**SET TASK:** Each entry below is to be transcribed exactly.

--- Start ITEMS ---

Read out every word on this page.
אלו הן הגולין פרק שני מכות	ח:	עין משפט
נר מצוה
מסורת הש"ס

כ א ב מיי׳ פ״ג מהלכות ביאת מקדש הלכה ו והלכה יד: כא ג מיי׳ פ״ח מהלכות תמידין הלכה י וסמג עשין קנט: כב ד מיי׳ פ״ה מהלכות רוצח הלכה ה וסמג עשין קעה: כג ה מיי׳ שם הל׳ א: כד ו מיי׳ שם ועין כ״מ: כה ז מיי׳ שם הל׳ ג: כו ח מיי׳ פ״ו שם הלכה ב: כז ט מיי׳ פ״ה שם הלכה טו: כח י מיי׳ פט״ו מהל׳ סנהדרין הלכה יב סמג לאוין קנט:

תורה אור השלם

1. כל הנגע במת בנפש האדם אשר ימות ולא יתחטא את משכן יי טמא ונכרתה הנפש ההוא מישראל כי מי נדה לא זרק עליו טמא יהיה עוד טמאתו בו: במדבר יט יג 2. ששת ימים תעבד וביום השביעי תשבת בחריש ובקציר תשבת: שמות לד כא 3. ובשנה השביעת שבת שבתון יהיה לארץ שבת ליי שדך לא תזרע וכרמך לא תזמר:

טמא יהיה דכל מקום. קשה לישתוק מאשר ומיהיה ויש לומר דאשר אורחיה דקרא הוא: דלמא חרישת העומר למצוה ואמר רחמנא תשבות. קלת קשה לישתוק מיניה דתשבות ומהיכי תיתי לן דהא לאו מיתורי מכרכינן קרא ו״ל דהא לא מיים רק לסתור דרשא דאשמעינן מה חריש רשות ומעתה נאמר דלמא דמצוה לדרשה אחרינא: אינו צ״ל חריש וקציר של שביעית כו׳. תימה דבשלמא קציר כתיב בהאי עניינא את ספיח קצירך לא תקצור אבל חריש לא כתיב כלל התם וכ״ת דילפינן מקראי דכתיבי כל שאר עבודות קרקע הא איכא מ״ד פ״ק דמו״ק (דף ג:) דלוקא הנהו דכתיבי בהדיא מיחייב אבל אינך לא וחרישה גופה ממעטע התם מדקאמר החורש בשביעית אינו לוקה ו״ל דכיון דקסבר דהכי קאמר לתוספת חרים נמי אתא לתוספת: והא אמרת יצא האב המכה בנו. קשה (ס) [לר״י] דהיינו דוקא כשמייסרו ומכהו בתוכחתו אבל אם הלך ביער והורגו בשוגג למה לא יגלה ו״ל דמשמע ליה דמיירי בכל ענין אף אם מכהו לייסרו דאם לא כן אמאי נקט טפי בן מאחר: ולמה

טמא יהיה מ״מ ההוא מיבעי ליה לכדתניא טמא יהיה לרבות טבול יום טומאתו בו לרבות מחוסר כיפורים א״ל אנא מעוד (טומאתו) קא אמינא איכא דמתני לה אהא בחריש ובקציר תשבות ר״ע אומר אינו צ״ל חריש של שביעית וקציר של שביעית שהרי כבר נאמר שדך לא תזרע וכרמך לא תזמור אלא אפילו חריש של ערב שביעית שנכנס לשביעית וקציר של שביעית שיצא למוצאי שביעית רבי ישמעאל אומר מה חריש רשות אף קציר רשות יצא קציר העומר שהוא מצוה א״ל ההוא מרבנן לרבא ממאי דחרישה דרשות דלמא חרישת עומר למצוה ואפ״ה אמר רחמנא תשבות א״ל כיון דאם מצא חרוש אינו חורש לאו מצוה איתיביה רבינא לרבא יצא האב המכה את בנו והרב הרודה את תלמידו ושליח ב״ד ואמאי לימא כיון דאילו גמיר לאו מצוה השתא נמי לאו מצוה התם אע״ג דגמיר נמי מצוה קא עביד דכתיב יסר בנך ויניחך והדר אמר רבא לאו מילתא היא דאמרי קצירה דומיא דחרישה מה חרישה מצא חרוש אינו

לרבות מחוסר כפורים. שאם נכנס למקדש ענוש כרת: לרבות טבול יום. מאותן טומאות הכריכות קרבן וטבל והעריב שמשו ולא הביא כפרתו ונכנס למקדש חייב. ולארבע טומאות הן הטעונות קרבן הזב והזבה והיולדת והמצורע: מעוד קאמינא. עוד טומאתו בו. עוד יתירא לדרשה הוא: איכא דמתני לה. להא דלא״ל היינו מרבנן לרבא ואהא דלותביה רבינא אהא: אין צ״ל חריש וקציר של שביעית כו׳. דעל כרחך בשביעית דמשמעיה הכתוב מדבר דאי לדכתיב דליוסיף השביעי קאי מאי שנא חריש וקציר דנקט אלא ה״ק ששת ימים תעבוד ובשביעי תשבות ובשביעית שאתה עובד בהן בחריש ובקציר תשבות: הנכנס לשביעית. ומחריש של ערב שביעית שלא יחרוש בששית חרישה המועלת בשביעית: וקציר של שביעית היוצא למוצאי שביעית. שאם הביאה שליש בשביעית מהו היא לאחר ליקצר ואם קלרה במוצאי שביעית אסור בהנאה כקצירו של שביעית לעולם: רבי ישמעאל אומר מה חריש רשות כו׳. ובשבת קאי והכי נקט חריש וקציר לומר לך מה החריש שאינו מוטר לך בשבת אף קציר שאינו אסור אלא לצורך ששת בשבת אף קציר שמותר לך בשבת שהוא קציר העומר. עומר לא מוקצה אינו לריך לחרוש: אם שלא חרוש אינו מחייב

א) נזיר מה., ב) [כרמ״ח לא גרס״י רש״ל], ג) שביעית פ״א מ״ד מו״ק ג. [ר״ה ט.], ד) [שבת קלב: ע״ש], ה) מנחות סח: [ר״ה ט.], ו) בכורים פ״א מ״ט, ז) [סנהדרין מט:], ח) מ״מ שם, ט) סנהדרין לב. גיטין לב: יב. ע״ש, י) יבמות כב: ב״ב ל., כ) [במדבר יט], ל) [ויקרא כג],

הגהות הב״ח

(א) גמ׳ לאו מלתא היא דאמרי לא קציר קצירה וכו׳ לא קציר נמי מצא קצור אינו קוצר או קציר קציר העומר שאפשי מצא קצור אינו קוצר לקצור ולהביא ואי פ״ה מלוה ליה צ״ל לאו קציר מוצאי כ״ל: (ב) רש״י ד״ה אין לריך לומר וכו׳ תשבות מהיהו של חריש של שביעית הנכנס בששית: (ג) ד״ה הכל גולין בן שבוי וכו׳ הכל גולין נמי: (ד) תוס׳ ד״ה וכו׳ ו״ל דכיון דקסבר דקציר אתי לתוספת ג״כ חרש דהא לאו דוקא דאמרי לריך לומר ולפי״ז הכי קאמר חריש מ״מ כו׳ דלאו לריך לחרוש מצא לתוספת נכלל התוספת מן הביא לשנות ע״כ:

--- End ITEMS ---

**ANSWER TO THIS EXERCISE:**
Read out every word on this page.
אלו הן הגולין פרק שני מכות	ח:	עין משפט
נר מצוה
מסורת הש"ס

כ א ב מיי׳ פ״ג מהלכות ביאת מקדש הלכה ו והלכה יד: כא ג מיי׳ פ״ח מהלכות תמידין הלכה י וסמג עשין קנט: כב ד מיי׳ פ״ה מהלכות רוצח הלכה ה וסמג עשין קעה: כג ה מיי׳ שם הל׳ א: כד ו מיי׳ שם ועין כ״מ: כה ז מיי׳ שם הל׳ ג: כו ח מיי׳ פ״ו שם הלכה ב: כז ט מיי׳ פ״ה שם הלכה טו: כח י מיי׳ פט״ו מהל׳ סנהדרין הלכה יב סמג לאוין קנט:

תורה אור השלם

1. כל הנגע במת בנפש האדם אשר ימות ולא יתחטא את משכן יי טמא ונכרתה הנפש ההוא מישראל כי מי נדה לא זרק עליו טמא יהיה עוד טמאתו בו: במדבר יט יג 2. ששת ימים תעבד וביום השביעי תשבת בחריש ובקציר תשבת: שמות לד כא 3. ובשנה השביעת שבת שבתון יהיה לארץ שבת ליי שדך לא תזרע וכרמך לא תזמר:

טמא יהיה דכל מקום. קשה לישתוק מאשר ומיהיה ויש לומר דאשר אורחיה דקרא הוא: דלמא חרישת העומר למצוה ואמר רחמנא תשבות. קלת קשה לישתוק מיניה דתשבות ומהיכי תיתי לן דהא לאו מיתורי מכרכינן קרא ו״ל דהא לא מיים רק לסתור דרשא דאשמעינן מה חריש רשות ומעתה נאמר דלמא דמצוה לדרשה אחרינא: אינו צ״ל חריש וקציר של שביעית כו׳. תימה דבשלמא קציר כתיב בהאי עניינא את ספיח קצירך לא תקצור אבל חריש לא כתיב כלל התם וכ״ת דילפינן מקראי דכתיבי כל שאר עבודות קרקע הא איכא מ״ד פ״ק דמו״ק (דף ג:) דלוקא הנהו דכתיבי בהדיא מיחייב אבל אינך לא וחרישה גופה ממעטע התם מדקאמר החורש בשביעית אינו לוקה ו״ל דכיון דקסבר דהכי קאמר לתוספת חרים נמי אתא לתוספת: והא אמרת יצא האב המכה בנו. קשה (ס) [לר״י] דהיינו דוקא כשמייסרו ומכהו בתוכחתו אבל אם הלך ביער והורגו בשוגג למה לא יגלה ו״ל דמשמע ליה דמיירי בכל ענין אף אם מכהו לייסרו דאם לא כן אמאי נקט טפי בן מאחר: ולמה

טמא יהיה מ״מ ההוא מיבעי ליה לכדתניא טמא יהיה לרבות טבול יום טומאתו בו לרבות מחוסר כיפורים א״ל אנא מעוד (טומאתו) קא אמינא איכא דמתני לה אהא בחריש ובקציר תשבות ר״ע אומר אינו צ״ל חריש של שביעית וקציר של שביעית שהרי כבר נאמר שדך לא תזרע וכרמך לא תזמור אלא אפילו חריש של ערב שביעית שנכנס לשביעית וקציר של שביעית שיצא למוצאי שביעית רבי ישמעאל אומר מה חריש רשות אף קציר רשות יצא קציר העומר שהוא מצוה א״ל ההוא מרבנן לרבא ממאי דחרישה דרשות דלמא חרישת עומר למצוה ואפ״ה אמר רחמנא תשבות א״ל כיון דאם מצא חרוש אינו חורש לאו מצוה איתיביה רבינא לרבא יצא האב המכה את בנו והרב הרודה את תלמידו ושליח ב״ד ואמאי לימא כיון דאילו גמיר לאו מצוה השתא נמי לאו מצוה התם אע״ג דגמיר נמי מצוה קא עביד דכתיב יסר בנך ויניחך והדר אמר רבא לאו מילתא היא דאמרי קצירה דומיא דחרישה מה חרישה מצא חרוש אינו

לרבות מחוסר כפורים. שאם נכנס למקדש ענוש כרת: לרבות טבול יום. מאותן טומאות הכריכות קרבן וטבל והעריב שמשו ולא הביא כפרתו ונכנס למקדש חייב. ולארבע טומאות הן הטעונות קרבן הזב והזבה והיולדת והמצורע: מעוד קאמינא. עוד טומאתו בו. עוד יתירא לדרשה הוא: איכא דמתני לה. להא דלא״ל היינו מרבנן לרבא ואהא דלותביה רבינא אהא: אין צ״ל חריש וקציר של שביעית כו׳. דעל כרחך בשביעית דמשמעיה הכתוב מדבר דאי לדכתיב דליוסיף השביעי קאי מאי שנא חריש וקציר דנקט אלא ה״ק ששת ימים תעבוד ובשביעי תשבות ובשביעית שאתה עובד בהן בחריש ובקציר תשבות: הנכנס לשביעית. ומחריש של ערב שביעית שלא יחרוש בששית חרישה המועלת בשביעית: וקציר של שביעית היוצא למוצאי שביעית. שאם הביאה שליש בשביעית מהו היא לאחר ליקצר ואם קלרה במוצאי שביעית אסור בהנאה כקצירו של שביעית לעולם: רבי ישמעאל אומר מה חריש רשות כו׳. ובשבת קאי והכי נקט חריש וקציר לומר לך מה החריש שאינו מוטר לך בשבת אף קציר שאינו אסור אלא לצורך ששת בשבת אף קציר שמותר לך בשבת שהוא קציר העומר. עומר לא מוקצה אינו לריך לחרוש: אם שלא חרוש אינו מחייב

א) נזיר מה., ב) [כרמ״ח לא גרס״י רש״ל], ג) שביעית פ״א מ״ד מו״ק ג. [ר״ה ט.], ד) [שבת קלב: ע״ש], ה) מנחות סח: [ר״ה ט.], ו) בכורים פ״א מ״ט, ז) [סנהדרין מט:], ח) מ״מ שם, ט) סנהדרין לב. גיטין לב: יב. ע״ש, י) יבמות כב: ב״ב ל., כ) [במדבר יט], ל) [ויקרא כג],

הגהות הב״ח

(א) גמ׳ לאו מלתא היא דאמרי לא קציר קצירה וכו׳ לא קציר נמי מצא קצור אינו קוצר או קציר קציר העומר שאפשי מצא קצור אינו קוצר לקצור ולהביא ואי פ״ה מלוה ליה צ״ל לאו קציר מוצאי כ״ל: (ב) רש״י ד״ה אין לריך לומר וכו׳ תשבות מהיהו של חריש של שביעית הנכנס בששית: (ג) ד״ה הכל גולין בן שבוי וכו׳ הכל גולין נמי: (ד) תוס׳ ד״ה וכו׳ ו״ל דכיון דקסבר דקציר אתי לתוספת ג״כ חרש דהא לאו דוקא דאמרי לריך לומר ולפי״ז הכי קאמר חריש מ״מ כו׳ דלאו לריך לחרוש מצא לתוספת נכלל התוספת מן הביא לשנות ע״כ:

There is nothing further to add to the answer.